Pick out each line of the material below that contains the word "days" and copy those lines. Match case exactly.

**Task input:**
********

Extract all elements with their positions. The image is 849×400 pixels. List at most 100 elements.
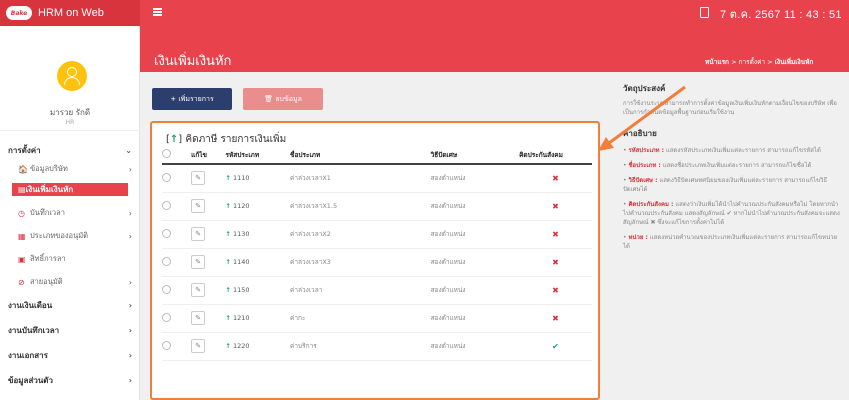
sidebar-item-label: ข้อมูลบริษัท (30, 164, 68, 173)
row-checkbox[interactable] (162, 228, 171, 238)
delete-button[interactable]: 🗑 ลบข้อมูล (243, 88, 323, 110)
breadcrumb-settings[interactable]: การตั้งค่า (739, 58, 765, 66)
sidebar-group-timesheet[interactable]: งานบันทึกเวลา › (0, 321, 140, 339)
column-header[interactable]: ชื่อประเภท (290, 146, 431, 165)
row-rounding: สองตำแหน่ง (430, 276, 520, 305)
row-code: 1130 (233, 230, 250, 238)
help-text: แสดงชื่อประเภทเงินเพิ่มแต่ละรายการ สามาร… (660, 162, 812, 169)
row-name: ค่าล่วงเวลาX1.5 (290, 192, 431, 221)
purpose-text: การใช้งานระบบสามารถทำการตั้งค่าข้อมูลเงิ… (623, 100, 837, 116)
purpose-title: วัตถุประสงค์ (623, 84, 666, 93)
table-row[interactable]: ✎ ↑ 1140 ค่าล่วงเวลาX3 สองตำแหน่ง ✖ (162, 248, 592, 277)
sidebar-item-label: สิทธิ์การลา (30, 254, 66, 263)
sidebar-item-approval-type[interactable]: ▦ ประเภทของอนุมัติ › (0, 227, 140, 245)
breadcrumb-sep: > (729, 58, 739, 66)
arrow-up-icon: ↑ (225, 314, 231, 322)
arrow-up-icon: ↑ (225, 230, 231, 238)
row-code: 1140 (233, 258, 250, 266)
sidebar-item-approval-line[interactable]: ⊘ สายอนุมัติ › (0, 273, 140, 291)
row-rounding: สองตำแหน่ง (430, 192, 520, 221)
sidebar: มารวย รักดี HR การตั้งค่า ⌄ 🏠 ข้อมูลบริษ… (0, 26, 140, 400)
sidebar-group-payroll[interactable]: งานเงินเดือน › (0, 296, 140, 314)
row-code: 1210 (233, 314, 250, 322)
help-term: ชื่อประเภท : (628, 162, 661, 169)
sidebar-group-personal[interactable]: ข้อมูลส่วนตัว › (0, 371, 140, 389)
app-title: HRM on Web (38, 7, 104, 19)
edit-icon[interactable]: ✎ (191, 171, 206, 186)
row-rounding: สองตำแหน่ง (430, 220, 520, 249)
row-name: ค่ากะ (290, 304, 431, 333)
sidebar-group-documents[interactable]: งานเอกสาร › (0, 346, 140, 364)
sidebar-group-settings[interactable]: การตั้งค่า ⌄ (0, 141, 140, 159)
cross-icon: ✖ (519, 304, 592, 333)
breadcrumb-current: เงินเพิ่มเงินหัก (774, 58, 814, 66)
edit-icon[interactable]: ✎ (191, 199, 206, 213)
cross-icon: ✖ (519, 192, 592, 221)
allowance-table-card: [↑] คิดภาษี รายการเงินเพิ่ม แก้ไข รหัสปร… (150, 121, 600, 400)
sidebar-item-allowance[interactable]: ▤ เงินเพิ่มเงินหัก (12, 183, 128, 196)
edit-icon[interactable]: ✎ (191, 227, 206, 241)
date-time: 7 ต.ค. 2567 11 : 43 : 51 (720, 9, 842, 21)
column-header: แก้ไข (191, 146, 226, 165)
chevron-right-icon: › (128, 277, 132, 287)
sidebar-group-label: งานบันทึกเวลา (8, 325, 60, 335)
row-name: ค่าล่วงเวลาX2 (290, 220, 431, 249)
row-checkbox[interactable] (162, 340, 171, 350)
row-rounding: สองตำแหน่ง (430, 248, 520, 277)
row-checkbox[interactable] (162, 256, 171, 266)
app-logo: Bake (6, 6, 32, 20)
help-item: • วิธีปัดเศษ : แสดงวิธีปัดเศษทศนิยมของเง… (623, 177, 828, 193)
sidebar-item-company[interactable]: 🏠 ข้อมูลบริษัท › (0, 160, 140, 178)
edit-icon[interactable]: ✎ (191, 311, 206, 325)
table-row[interactable]: ✎ ↑ 1210 ค่ากะ สองตำแหน่ง ✖ (162, 304, 592, 333)
table-row[interactable]: ✎ ↑ 1150 ค่าล่วงเวลา สองตำแหน่ง ✖ (162, 276, 592, 305)
edit-icon[interactable]: ✎ (191, 255, 206, 269)
add-item-button[interactable]: + เพิ่มรายการ (152, 88, 232, 110)
help-item: • คิดประกันสังคม : แสดงว่าเงินเพิ่มได้นำ… (623, 201, 840, 226)
help-item: • รหัสประเภท : แสดงรหัสประเภทเงินเพิ่มแต… (623, 147, 821, 154)
chevron-right-icon: › (128, 164, 132, 174)
sidebar-item-label: สายอนุมัติ (30, 277, 63, 286)
row-checkbox[interactable] (162, 284, 171, 294)
select-all-checkbox[interactable] (162, 149, 171, 158)
row-code: 1120 (233, 202, 250, 210)
row-checkbox[interactable] (162, 200, 171, 210)
breadcrumb-sep: > (765, 58, 775, 66)
help-term: คิดประกันสังคม : (628, 201, 674, 208)
main-content: เงินเพิ่มเงินหัก หน้าแรก > การตั้งค่า > … (140, 26, 849, 400)
row-checkbox[interactable] (162, 172, 171, 182)
edit-icon[interactable]: ✎ (191, 339, 206, 353)
page-header: เงินเพิ่มเงินหัก หน้าแรก > การตั้งค่า > … (140, 26, 849, 72)
calendar-icon (700, 7, 709, 18)
sidebar-item-leave-rights[interactable]: ▣ สิทธิ์การลา (0, 250, 140, 268)
row-checkbox[interactable] (162, 312, 171, 322)
row-name: ค่าล่วงเวลาX1 (290, 164, 431, 193)
column-header[interactable]: วิธีปัดเศษ (430, 146, 520, 165)
arrow-up-icon: ↑ (225, 174, 231, 183)
brand[interactable]: Bake HRM on Web (0, 0, 140, 26)
allowance-table: แก้ไข รหัสประเภท ชื่อประเภท วิธีปัดเศษ ค… (162, 146, 592, 361)
breadcrumb-home[interactable]: หน้าแรก (705, 58, 729, 66)
sidebar-item-timesheet[interactable]: ◷ บันทึกเวลา › (0, 204, 140, 222)
arrow-up-icon: ↑ (169, 134, 179, 145)
table-title-text: คิดภาษี รายการเงินเพิ่ม (185, 134, 287, 145)
table-row[interactable]: ✎ ↑ 1220 ค่าบริการ สองตำแหน่ง ✔ (162, 332, 592, 361)
table-row[interactable]: ✎ ↑ 1120 ค่าล่วงเวลาX1.5 สองตำแหน่ง ✖ (162, 192, 592, 221)
table-row[interactable]: ✎ ↑ 1130 ค่าล่วงเวลาX2 สองตำแหน่ง ✖ (162, 220, 592, 249)
select-all-column[interactable] (162, 146, 192, 165)
chevron-right-icon: › (128, 300, 132, 310)
edit-icon[interactable]: ✎ (191, 283, 206, 297)
sidebar-item-label: ประเภทของอนุมัติ (30, 231, 89, 240)
column-header[interactable]: คิดประกันสังคม (519, 146, 592, 165)
list-icon: ▤ (18, 185, 26, 194)
table-row[interactable]: ✎ ↑ 1110 ค่าล่วงเวลาX1 สองตำแหน่ง ✖ (162, 164, 592, 193)
row-code: 1150 (233, 286, 250, 294)
document-icon: ▣ (18, 254, 26, 264)
column-header[interactable]: รหัสประเภท (225, 146, 291, 165)
chevron-right-icon: › (128, 350, 132, 360)
hamburger-icon[interactable] (153, 8, 162, 16)
help-term: รหัสประเภท : (628, 147, 664, 154)
user-icon[interactable] (57, 61, 87, 91)
help-item: • หน่วย : แสดงหน่วยคำนวณของประเภทเงินเพิ… (623, 234, 838, 250)
sidebar-group-label: งานเงินเดือน (8, 300, 53, 310)
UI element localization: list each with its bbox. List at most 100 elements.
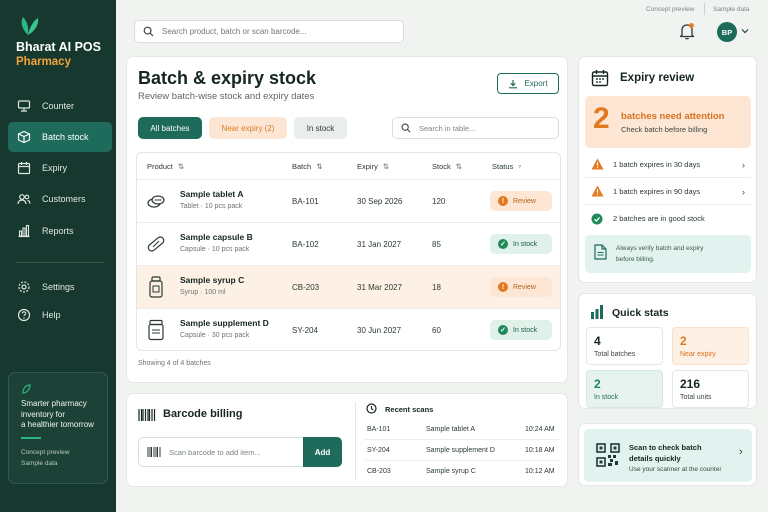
verify-note-line: Always verify batch and expiry	[616, 245, 704, 252]
attention-count: 2	[593, 102, 610, 135]
export-label: Export	[524, 79, 548, 88]
capsule-icon	[147, 236, 165, 252]
sort-icon: ⇅	[455, 161, 463, 171]
table-row[interactable]: Sample capsule B Capsule · 10 pcs pack B…	[137, 222, 560, 265]
help-icon	[16, 307, 32, 323]
sort-icon: ⇅	[382, 161, 390, 171]
status-label: In stock	[513, 240, 538, 248]
expiry-item-text: 1 batch expires in 90 days	[613, 186, 701, 196]
sidebar-item-help[interactable]: Help	[8, 300, 112, 330]
box-icon	[16, 129, 32, 145]
expiry-cell: 30 Sep 2026	[357, 197, 403, 206]
product-desc: Capsule · 30 pcs pack	[180, 332, 250, 339]
search-icon	[401, 123, 411, 133]
warning-icon	[590, 157, 604, 171]
scan-check-card[interactable]: Scan to check batch details quickly Use …	[578, 423, 757, 486]
status-label: In stock	[513, 326, 538, 334]
scan-check-subtext: Use your scanner at the counter	[629, 466, 722, 473]
column-header-expiry[interactable]: Expiry ⇅	[357, 153, 389, 179]
sidebar-item-expiry[interactable]: Expiry	[8, 153, 112, 183]
sidebar-item-reports[interactable]: Reports	[8, 216, 112, 246]
expiry-review-title: Expiry review	[620, 72, 695, 84]
expiry-item: 2 batches are in good stock	[585, 205, 751, 232]
expiry-item[interactable]: 1 batch expires in 90 days ›	[585, 178, 751, 205]
sidebar-item-settings[interactable]: Settings	[8, 272, 112, 302]
stock-cell: 60	[432, 326, 441, 335]
page-subtitle: Review batch-wise stock and expiry dates	[138, 91, 315, 102]
batch-cell: BA-101	[292, 197, 319, 206]
sidebar-item-counter[interactable]: Counter	[8, 91, 112, 121]
chart-icon	[16, 223, 32, 239]
export-button[interactable]: Export	[497, 73, 559, 94]
user-avatar[interactable]: BP	[717, 22, 737, 42]
expiry-cell: 30 Jun 2027	[357, 326, 402, 335]
quick-stats-title: Quick stats	[612, 307, 669, 319]
barcode-input[interactable]: Scan barcode to add item...	[138, 437, 304, 467]
scan-product: Sample supplement D	[426, 447, 495, 454]
syrup-bottle-icon	[149, 276, 163, 298]
promo-accent-bar	[21, 436, 41, 439]
section-divider	[355, 402, 356, 480]
recent-scan-row[interactable]: SY-204 Sample supplement D 10:18 AM	[365, 440, 559, 461]
tab-near-expiry[interactable]: Near expiry (2)	[209, 117, 287, 139]
scan-time: 10:18 AM	[525, 447, 555, 454]
column-header-batch[interactable]: Batch ⇅	[292, 153, 322, 179]
sidebar-divider	[16, 262, 104, 263]
quick-stats-card: Quick stats 4 Total batches 2 Near expir…	[578, 293, 757, 409]
column-header-product[interactable]: Product ⇅	[147, 153, 184, 179]
batch-cell: CB-203	[292, 283, 320, 292]
batch-cell: SY-204	[292, 326, 318, 335]
column-label: Batch	[292, 161, 312, 171]
sidebar-item-batch-stock[interactable]: Batch stock	[8, 122, 112, 152]
chevron-right-icon: ›	[739, 446, 743, 458]
column-header-status[interactable]: Status ▿	[492, 153, 521, 179]
barcode-billing-title: Barcode billing	[163, 408, 243, 420]
verify-note-line: before billing.	[616, 256, 655, 263]
tab-all-batches[interactable]: All batches	[138, 117, 202, 139]
product-desc: Tablet · 10 pcs pack	[180, 203, 243, 210]
expiry-cell: 31 Mar 2027	[357, 283, 402, 292]
table-row[interactable]: Sample syrup C Syrup · 100 ml CB-203 31 …	[137, 265, 560, 308]
sidebar-item-label: Expiry	[42, 163, 68, 173]
sidebar-item-label: Batch stock	[42, 132, 89, 142]
stat-near-expiry: 2 Near expiry	[672, 327, 749, 365]
users-icon	[16, 191, 32, 207]
status-label: Review	[513, 283, 536, 291]
leaf-logo-icon	[21, 17, 39, 35]
expiry-item[interactable]: 1 batch expires in 30 days ›	[585, 151, 751, 178]
scan-check-panel[interactable]: Scan to check batch details quickly Use …	[584, 429, 752, 482]
brand-name: Bharat AI POS	[16, 40, 101, 54]
sidebar-item-label: Settings	[42, 282, 75, 292]
chevron-right-icon: ›	[742, 160, 745, 170]
notification-bell-icon[interactable]	[679, 22, 695, 40]
product-desc: Capsule · 10 pcs pack	[180, 246, 250, 253]
scan-product: Sample tablet A	[426, 426, 476, 433]
brand-subtitle: Pharmacy	[16, 56, 71, 68]
global-search-input[interactable]: Search product, batch or scan barcode...	[134, 20, 404, 43]
batch-table: Product ⇅ Batch ⇅ Expiry ⇅ Stock ⇅ Status ▿ S…	[136, 152, 561, 351]
attention-subtext: Check batch before billing	[621, 125, 708, 134]
expiry-item-text: 1 batch expires in 30 days	[613, 159, 701, 169]
sort-icon: ⇅	[177, 161, 185, 171]
scan-batch: SY-204	[367, 447, 390, 454]
column-header-stock[interactable]: Stock ⇅	[432, 153, 462, 179]
stat-label: In stock	[594, 394, 619, 401]
table-search-input[interactable]: Search in table...	[392, 117, 559, 139]
table-row[interactable]: Sample supplement D Capsule · 30 pcs pac…	[137, 308, 560, 350]
recent-scan-row[interactable]: CB-203 Sample syrup C 10:12 AM	[365, 461, 559, 482]
barcode-billing-card: Barcode billing Scan barcode to add item…	[126, 393, 568, 487]
monitor-icon	[16, 98, 32, 114]
chevron-down-icon[interactable]	[741, 27, 749, 35]
gear-icon	[16, 279, 32, 295]
stat-label: Near expiry	[680, 351, 716, 358]
sidebar-item-customers[interactable]: Customers	[8, 184, 112, 214]
stat-in-stock: 2 In stock	[586, 370, 663, 408]
recent-scan-row[interactable]: BA-101 Sample tablet A 10:24 AM	[365, 419, 559, 440]
add-item-button[interactable]: Add	[303, 437, 342, 467]
promo-text: a healthier tomorrow	[21, 420, 94, 429]
check-circle-icon	[590, 212, 604, 226]
check-icon: ✓	[498, 325, 508, 335]
table-row[interactable]: Sample tablet A Tablet · 10 pcs pack BA-…	[137, 179, 560, 222]
page-title: Batch & expiry stock	[138, 68, 317, 88]
tab-in-stock[interactable]: In stock	[294, 117, 347, 139]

********

**Result below:**
expiry-item-text: 1 batch expires in 90 days	[613, 186, 701, 196]
expiry-item[interactable]: 1 batch expires in 90 days ›	[585, 178, 751, 205]
expiry-item[interactable]: 1 batch expires in 30 days ›	[585, 151, 751, 178]
expiry-item-text: 1 batch expires in 30 days	[613, 159, 701, 169]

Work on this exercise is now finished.